> Objective
Return every line below as is, leaving out the pictures.

> Working data
________________

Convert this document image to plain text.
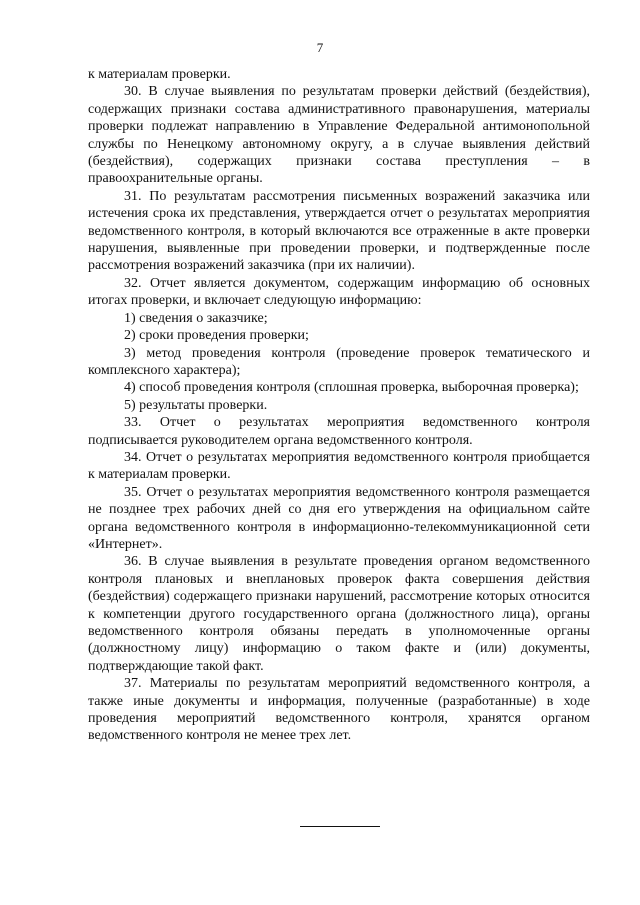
7

к материалам проверки.

30. В случае выявления по результатам проверки действий (бездействия), содержащих признаки состава административного правонарушения, материалы проверки подлежат направлению в Управление Федеральной антимонопольной службы по Ненецкому автономному округу, а в случае выявления действий (бездействия), содержащих признаки состава преступления – в правоохранительные органы.

31. По результатам рассмотрения письменных возражений заказчика или истечения срока их представления, утверждается отчет о результатах мероприятия ведомственного контроля, в который включаются все отраженные в акте проверки нарушения, выявленные при проведении проверки, и подтвержденные после рассмотрения возражений заказчика (при их наличии).

32. Отчет является документом, содержащим информацию об основных итогах проверки, и включает следующую информацию:

1) сведения о заказчике;

2) сроки проведения проверки;

3) метод проведения контроля (проведение проверок тематического и комплексного характера);

4) способ проведения контроля (сплошная проверка, выборочная проверка);

5) результаты проверки.

33. Отчет о результатах мероприятия ведомственного контроля подписывается руководителем органа ведомственного контроля.

34. Отчет о результатах мероприятия ведомственного контроля приобщается к материалам проверки.

35. Отчет о результатах мероприятия ведомственного контроля размещается не позднее трех рабочих дней со дня его утверждения на официальном сайте органа ведомственного контроля в информационно-телекоммуникационной сети «Интернет».

36. В случае выявления в результате проведения органом ведомственного контроля плановых и внеплановых проверок факта совершения действия (бездействия) содержащего признаки нарушений, рассмотрение которых относится к компетенции другого государственного органа (должностного лица), органы ведомственного контроля обязаны передать в уполномоченные органы (должностному лицу) информацию о таком факте и (или) документы, подтверждающие такой факт.

37. Материалы по результатам мероприятий ведомственного контроля, а также иные документы и информация, полученные (разработанные) в ходе проведения мероприятий ведомственного контроля, хранятся органом ведомственного контроля не менее трех лет.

________________

> Full solution
Convert this document image to plain text.
7

к материалам проверки.

30. В случае выявления по результатам проверки действий (бездействия), содержащих признаки состава административного правонарушения, материалы проверки подлежат направлению в Управление Федеральной антимонопольной службы по Ненецкому автономному округу, а в случае выявления действий (бездействия), содержащих признаки состава преступления – в правоохранительные органы.

31. По результатам рассмотрения письменных возражений заказчика или истечения срока их представления, утверждается отчет о результатах мероприятия ведомственного контроля, в который включаются все отраженные в акте проверки нарушения, выявленные при проведении проверки, и подтвержденные после рассмотрения возражений заказчика (при их наличии).

32. Отчет является документом, содержащим информацию об основных итогах проверки, и включает следующую информацию:

1) сведения о заказчике;

2) сроки проведения проверки;

3) метод проведения контроля (проведение проверок тематического и комплексного характера);

4) способ проведения контроля (сплошная проверка, выборочная проверка);

5) результаты проверки.

33. Отчет о результатах мероприятия ведомственного контроля подписывается руководителем органа ведомственного контроля.

34. Отчет о результатах мероприятия ведомственного контроля приобщается к материалам проверки.

35. Отчет о результатах мероприятия ведомственного контроля размещается не позднее трех рабочих дней со дня его утверждения на официальном сайте органа ведомственного контроля в информационно-телекоммуникационной сети «Интернет».

36. В случае выявления в результате проведения органом ведомственного контроля плановых и внеплановых проверок факта совершения действия (бездействия) содержащего признаки нарушений, рассмотрение которых относится к компетенции другого государственного органа (должностного лица), органы ведомственного контроля обязаны передать в уполномоченные органы (должностному лицу) информацию о таком факте и (или) документы, подтверждающие такой факт.

37. Материалы по результатам мероприятий ведомственного контроля, а также иные документы и информация, полученные (разработанные) в ходе проведения мероприятий ведомственного контроля, хранятся органом ведомственного контроля не менее трех лет.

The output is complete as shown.